[Start Input for this task]

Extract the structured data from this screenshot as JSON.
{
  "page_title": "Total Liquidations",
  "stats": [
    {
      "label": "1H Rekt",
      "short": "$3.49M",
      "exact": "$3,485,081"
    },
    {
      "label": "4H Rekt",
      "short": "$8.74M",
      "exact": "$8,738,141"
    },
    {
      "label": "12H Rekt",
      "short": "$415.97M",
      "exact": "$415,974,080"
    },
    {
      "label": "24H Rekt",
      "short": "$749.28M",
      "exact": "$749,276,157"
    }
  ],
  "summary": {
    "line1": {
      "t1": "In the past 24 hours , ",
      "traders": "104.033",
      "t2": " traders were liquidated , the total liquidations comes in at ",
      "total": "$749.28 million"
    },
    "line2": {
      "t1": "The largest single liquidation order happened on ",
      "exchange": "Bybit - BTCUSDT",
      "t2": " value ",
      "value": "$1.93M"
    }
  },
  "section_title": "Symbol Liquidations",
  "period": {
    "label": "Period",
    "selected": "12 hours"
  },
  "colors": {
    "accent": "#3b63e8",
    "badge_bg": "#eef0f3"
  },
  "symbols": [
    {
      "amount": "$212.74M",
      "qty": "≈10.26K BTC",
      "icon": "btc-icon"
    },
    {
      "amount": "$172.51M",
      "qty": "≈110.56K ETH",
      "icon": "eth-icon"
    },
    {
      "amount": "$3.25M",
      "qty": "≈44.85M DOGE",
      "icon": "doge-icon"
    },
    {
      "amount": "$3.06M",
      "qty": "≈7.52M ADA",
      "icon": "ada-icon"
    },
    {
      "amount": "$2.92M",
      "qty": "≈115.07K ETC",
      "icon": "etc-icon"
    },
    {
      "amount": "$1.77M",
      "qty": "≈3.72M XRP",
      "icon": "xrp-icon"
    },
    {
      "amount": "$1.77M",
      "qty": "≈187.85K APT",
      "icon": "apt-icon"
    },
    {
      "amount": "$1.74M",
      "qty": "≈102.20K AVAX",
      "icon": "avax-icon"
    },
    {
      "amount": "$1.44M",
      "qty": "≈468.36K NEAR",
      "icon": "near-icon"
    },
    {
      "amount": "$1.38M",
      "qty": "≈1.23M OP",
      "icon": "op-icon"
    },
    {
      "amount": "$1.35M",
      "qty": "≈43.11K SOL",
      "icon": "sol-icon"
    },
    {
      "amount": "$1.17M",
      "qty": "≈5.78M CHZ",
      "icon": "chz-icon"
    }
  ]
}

[End Input for this task]

State how many lines of the records above contain the word "Rekt", giving only that number.

**Exercise result**
4